§ Directive:
Look through the lines below and extract each one that contains "hwservicemanager".

Extracted records:
+===+

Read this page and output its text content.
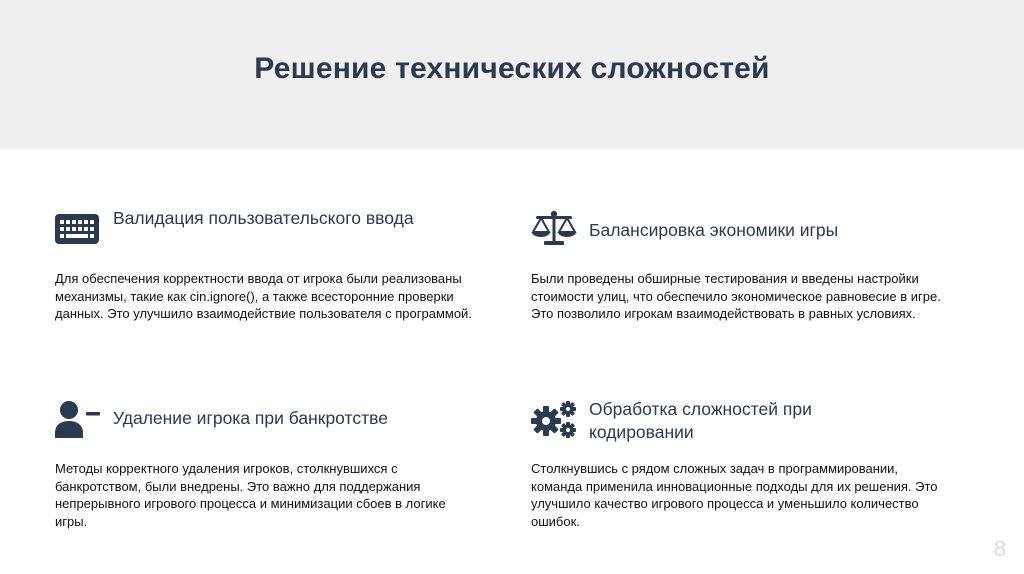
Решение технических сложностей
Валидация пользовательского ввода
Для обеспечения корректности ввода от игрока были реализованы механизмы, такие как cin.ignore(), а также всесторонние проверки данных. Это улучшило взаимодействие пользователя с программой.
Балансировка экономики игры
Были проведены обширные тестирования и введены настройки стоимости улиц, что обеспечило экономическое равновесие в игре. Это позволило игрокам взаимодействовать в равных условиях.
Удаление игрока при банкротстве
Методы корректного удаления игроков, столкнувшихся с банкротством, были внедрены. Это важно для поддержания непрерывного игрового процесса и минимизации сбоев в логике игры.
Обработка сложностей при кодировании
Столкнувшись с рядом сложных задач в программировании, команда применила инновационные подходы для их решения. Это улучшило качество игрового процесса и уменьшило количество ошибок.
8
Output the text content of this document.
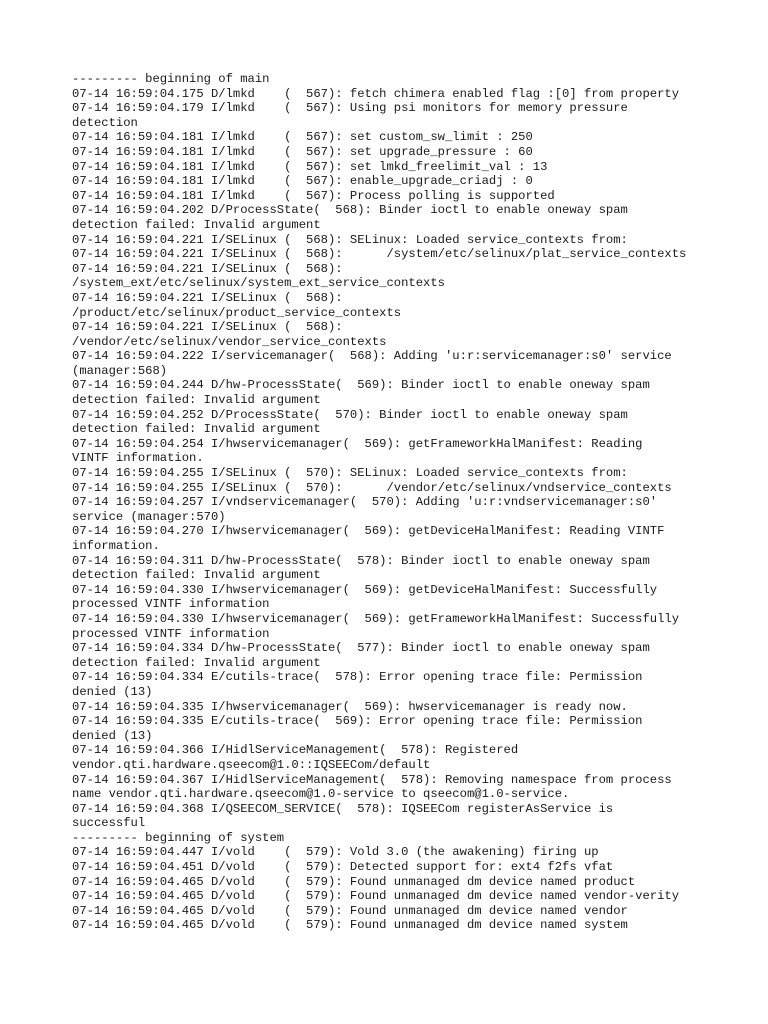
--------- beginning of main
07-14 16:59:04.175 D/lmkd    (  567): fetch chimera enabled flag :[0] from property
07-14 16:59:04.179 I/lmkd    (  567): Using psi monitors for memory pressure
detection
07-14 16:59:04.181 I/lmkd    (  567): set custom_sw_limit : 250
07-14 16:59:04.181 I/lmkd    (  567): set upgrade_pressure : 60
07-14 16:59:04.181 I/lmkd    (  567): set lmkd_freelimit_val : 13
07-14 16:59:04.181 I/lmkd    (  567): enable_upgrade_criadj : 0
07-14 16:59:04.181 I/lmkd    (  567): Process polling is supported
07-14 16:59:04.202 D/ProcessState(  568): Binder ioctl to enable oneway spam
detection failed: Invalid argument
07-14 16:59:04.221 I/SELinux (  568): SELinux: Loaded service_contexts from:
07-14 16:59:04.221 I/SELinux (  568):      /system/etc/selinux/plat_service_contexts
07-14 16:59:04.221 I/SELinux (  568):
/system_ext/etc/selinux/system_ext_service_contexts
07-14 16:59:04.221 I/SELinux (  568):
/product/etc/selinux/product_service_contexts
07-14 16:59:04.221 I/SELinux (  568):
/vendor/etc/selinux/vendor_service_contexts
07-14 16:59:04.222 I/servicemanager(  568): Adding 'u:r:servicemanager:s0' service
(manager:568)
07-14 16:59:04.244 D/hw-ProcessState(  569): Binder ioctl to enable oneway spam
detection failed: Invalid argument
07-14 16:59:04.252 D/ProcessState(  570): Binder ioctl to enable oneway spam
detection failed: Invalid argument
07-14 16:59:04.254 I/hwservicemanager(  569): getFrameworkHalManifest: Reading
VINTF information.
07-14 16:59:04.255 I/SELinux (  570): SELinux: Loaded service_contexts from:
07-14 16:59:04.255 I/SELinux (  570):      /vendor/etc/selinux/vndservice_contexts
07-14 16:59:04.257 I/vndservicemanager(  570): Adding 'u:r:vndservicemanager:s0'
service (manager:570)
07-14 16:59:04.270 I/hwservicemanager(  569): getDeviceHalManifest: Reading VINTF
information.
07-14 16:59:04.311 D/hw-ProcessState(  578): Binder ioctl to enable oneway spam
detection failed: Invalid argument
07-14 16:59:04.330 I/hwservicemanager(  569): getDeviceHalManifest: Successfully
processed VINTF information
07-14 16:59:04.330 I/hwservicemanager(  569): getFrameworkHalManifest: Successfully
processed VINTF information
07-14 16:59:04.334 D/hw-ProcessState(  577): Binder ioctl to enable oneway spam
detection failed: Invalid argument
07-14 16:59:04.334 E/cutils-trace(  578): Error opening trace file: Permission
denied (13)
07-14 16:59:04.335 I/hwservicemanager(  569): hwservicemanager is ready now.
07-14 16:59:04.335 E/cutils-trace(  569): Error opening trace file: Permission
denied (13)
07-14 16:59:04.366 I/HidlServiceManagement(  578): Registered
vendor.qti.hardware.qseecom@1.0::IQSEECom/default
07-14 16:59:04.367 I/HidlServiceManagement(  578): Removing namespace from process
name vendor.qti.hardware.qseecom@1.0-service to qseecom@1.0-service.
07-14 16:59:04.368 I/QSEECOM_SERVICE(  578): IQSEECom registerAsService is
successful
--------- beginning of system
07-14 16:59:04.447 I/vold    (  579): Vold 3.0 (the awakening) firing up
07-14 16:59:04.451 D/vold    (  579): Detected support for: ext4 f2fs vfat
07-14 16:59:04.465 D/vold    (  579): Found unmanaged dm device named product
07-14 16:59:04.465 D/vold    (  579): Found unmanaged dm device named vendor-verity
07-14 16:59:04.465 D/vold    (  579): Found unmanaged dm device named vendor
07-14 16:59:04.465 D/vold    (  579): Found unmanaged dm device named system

+===+

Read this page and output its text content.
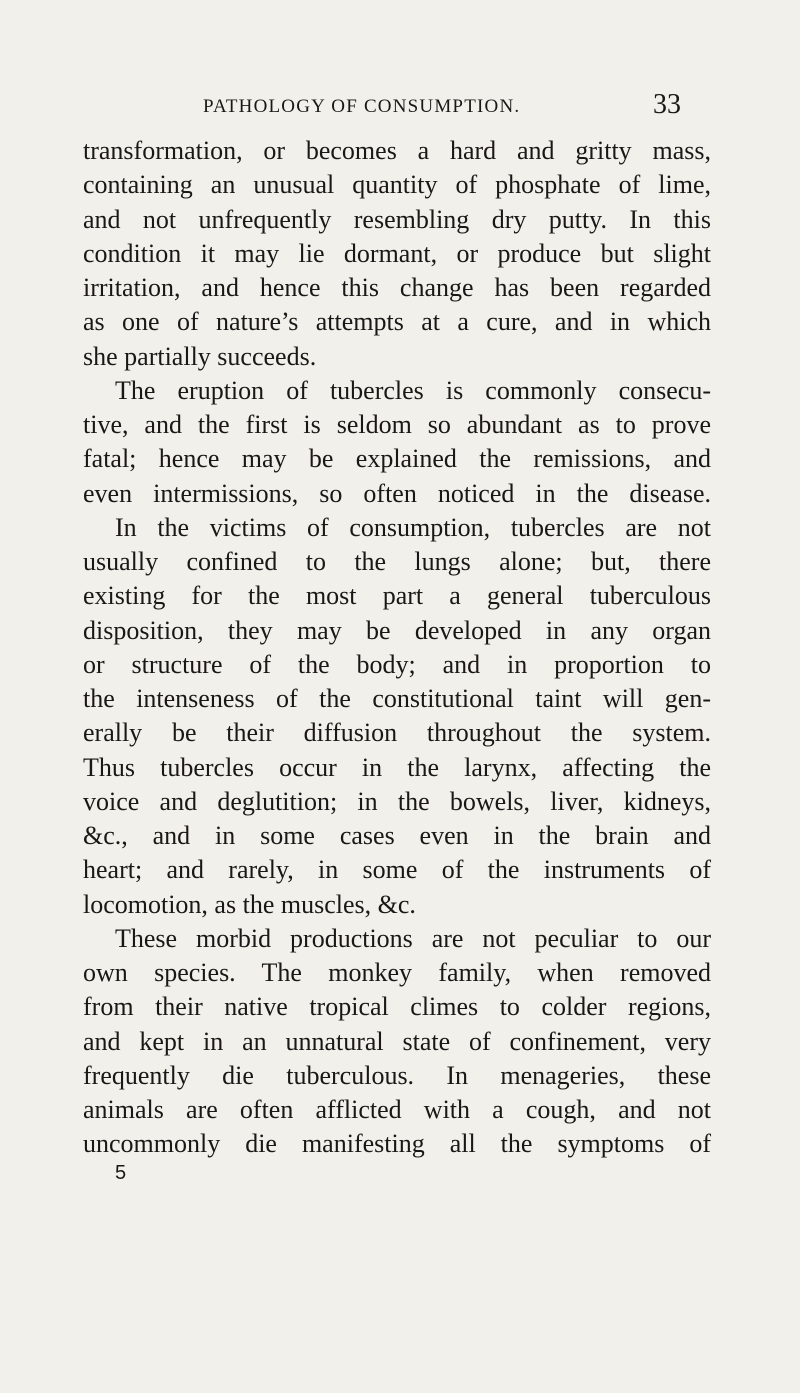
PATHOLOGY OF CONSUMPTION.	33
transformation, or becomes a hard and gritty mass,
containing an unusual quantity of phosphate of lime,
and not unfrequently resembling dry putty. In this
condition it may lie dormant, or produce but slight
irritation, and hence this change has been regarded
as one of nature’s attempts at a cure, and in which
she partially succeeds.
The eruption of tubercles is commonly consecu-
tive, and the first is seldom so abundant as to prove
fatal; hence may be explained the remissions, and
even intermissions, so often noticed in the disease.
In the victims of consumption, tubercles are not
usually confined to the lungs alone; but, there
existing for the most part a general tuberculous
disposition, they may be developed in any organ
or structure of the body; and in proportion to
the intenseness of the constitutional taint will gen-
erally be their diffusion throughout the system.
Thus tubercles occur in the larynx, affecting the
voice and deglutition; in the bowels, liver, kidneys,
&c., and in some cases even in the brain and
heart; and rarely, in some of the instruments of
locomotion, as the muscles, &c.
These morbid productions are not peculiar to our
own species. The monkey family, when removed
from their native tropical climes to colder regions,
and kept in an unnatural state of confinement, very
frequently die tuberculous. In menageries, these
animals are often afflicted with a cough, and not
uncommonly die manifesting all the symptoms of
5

+===+

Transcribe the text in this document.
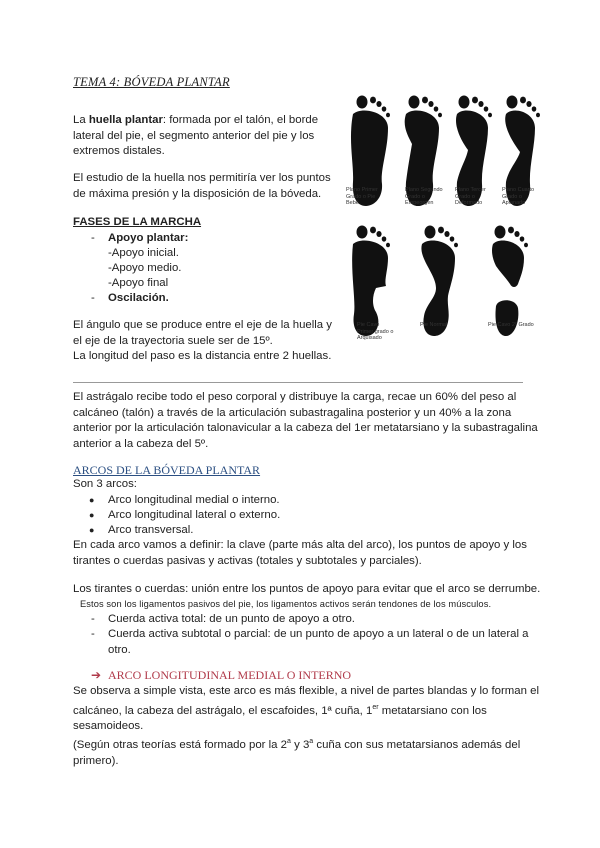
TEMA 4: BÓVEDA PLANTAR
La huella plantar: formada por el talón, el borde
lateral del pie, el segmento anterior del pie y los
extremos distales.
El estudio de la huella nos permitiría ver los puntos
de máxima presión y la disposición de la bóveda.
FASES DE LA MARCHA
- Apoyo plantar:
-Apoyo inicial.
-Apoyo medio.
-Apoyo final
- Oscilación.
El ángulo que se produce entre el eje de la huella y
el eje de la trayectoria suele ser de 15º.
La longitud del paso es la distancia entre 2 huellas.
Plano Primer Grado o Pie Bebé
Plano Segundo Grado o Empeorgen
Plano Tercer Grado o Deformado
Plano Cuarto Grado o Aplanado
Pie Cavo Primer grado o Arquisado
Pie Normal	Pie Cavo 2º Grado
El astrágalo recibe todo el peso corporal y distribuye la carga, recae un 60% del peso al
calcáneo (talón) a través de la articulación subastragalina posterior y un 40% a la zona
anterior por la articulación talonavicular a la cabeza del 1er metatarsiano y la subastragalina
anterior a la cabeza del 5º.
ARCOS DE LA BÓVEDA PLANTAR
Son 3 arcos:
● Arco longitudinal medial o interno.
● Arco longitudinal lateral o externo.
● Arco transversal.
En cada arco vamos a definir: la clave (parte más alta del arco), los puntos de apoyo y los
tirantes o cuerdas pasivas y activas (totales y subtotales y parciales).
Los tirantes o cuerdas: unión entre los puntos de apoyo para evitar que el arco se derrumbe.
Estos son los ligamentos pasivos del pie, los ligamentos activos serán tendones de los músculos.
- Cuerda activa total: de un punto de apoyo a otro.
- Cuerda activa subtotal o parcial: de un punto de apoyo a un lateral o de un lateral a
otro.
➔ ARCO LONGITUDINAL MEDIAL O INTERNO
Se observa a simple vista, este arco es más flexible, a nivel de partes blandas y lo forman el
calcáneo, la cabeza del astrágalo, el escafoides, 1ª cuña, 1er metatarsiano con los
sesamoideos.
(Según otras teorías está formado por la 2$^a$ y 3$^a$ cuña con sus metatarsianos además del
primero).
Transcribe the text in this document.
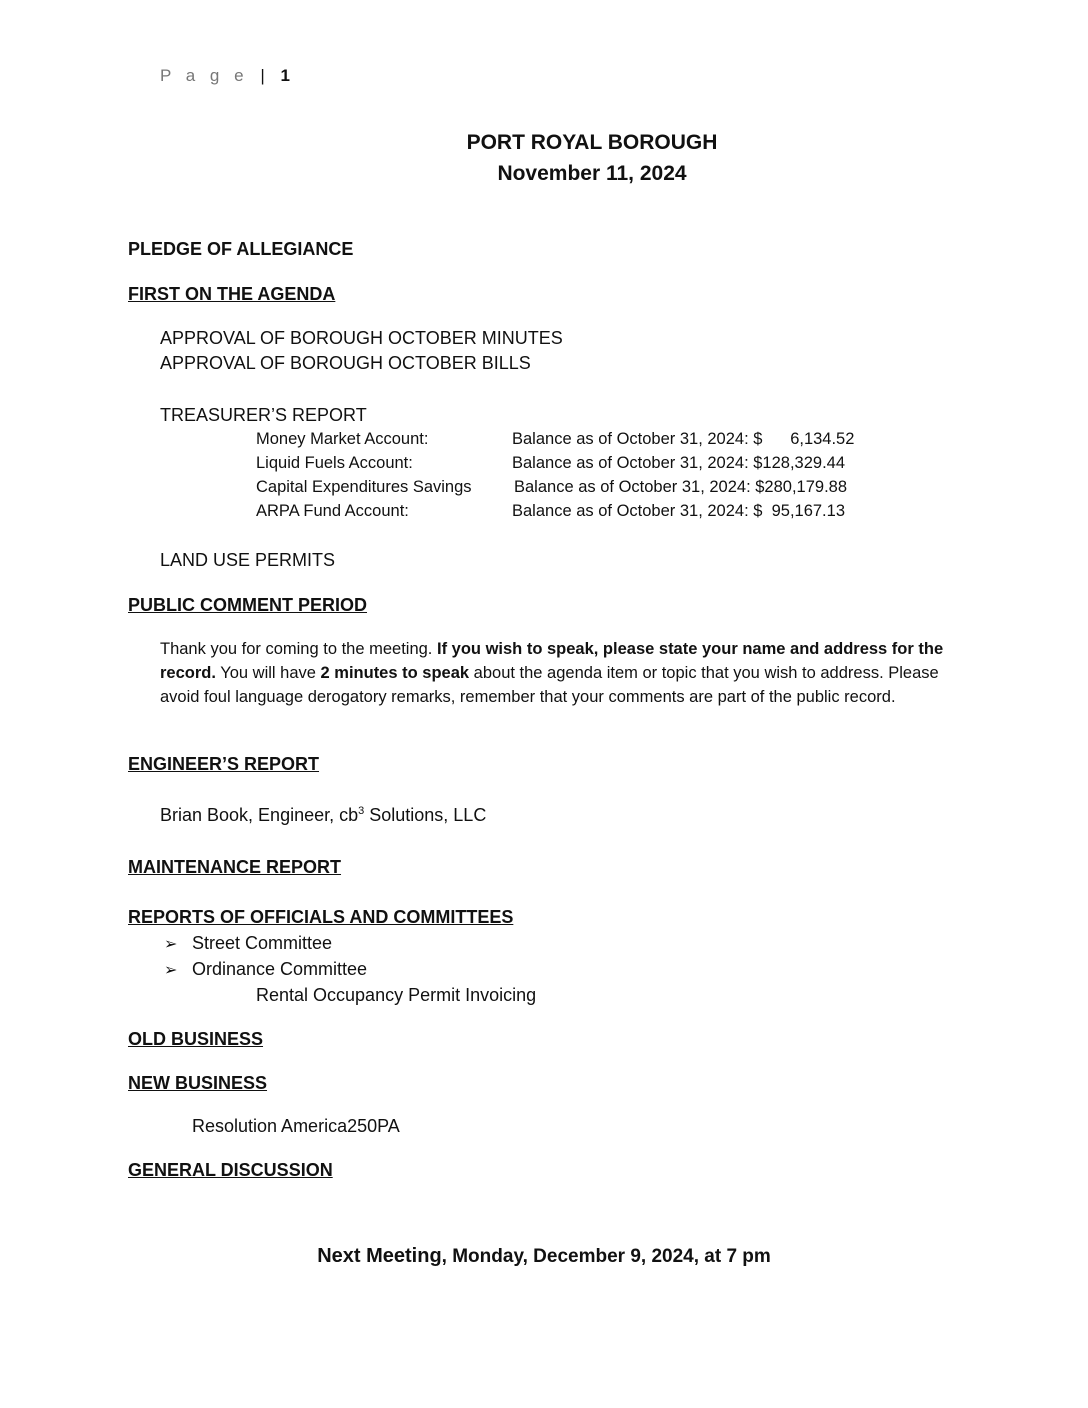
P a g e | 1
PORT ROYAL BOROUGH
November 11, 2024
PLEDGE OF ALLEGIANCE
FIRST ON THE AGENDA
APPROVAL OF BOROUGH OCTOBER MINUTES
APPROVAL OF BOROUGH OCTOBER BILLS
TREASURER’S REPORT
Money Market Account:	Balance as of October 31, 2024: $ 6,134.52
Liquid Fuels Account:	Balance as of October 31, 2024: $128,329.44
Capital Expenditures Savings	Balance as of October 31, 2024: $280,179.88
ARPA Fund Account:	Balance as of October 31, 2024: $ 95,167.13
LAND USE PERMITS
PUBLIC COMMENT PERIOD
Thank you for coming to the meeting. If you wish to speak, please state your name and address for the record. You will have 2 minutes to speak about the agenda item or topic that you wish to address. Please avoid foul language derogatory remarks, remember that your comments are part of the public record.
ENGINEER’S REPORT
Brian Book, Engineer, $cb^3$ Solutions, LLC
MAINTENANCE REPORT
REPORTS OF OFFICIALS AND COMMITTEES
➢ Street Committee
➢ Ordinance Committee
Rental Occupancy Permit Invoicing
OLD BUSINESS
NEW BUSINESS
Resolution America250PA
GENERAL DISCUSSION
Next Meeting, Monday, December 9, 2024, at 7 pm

+===+

§ Result of this exercise:
07-14 16:59:04.254 I/hwservicemanager(  569): getFrameworkHalManifest: Reading
07-14 16:59:04.270 I/hwservicemanager(  569): getDeviceHalManifest: Reading VINTF
07-14 16:59:04.330 I/hwservicemanager(  569): getDeviceHalManifest: Successfully
07-14 16:59:04.330 I/hwservicemanager(  569): getFrameworkHalManifest: Successfully
07-14 16:59:04.335 I/hwservicemanager(  569): hwservicemanager is ready now.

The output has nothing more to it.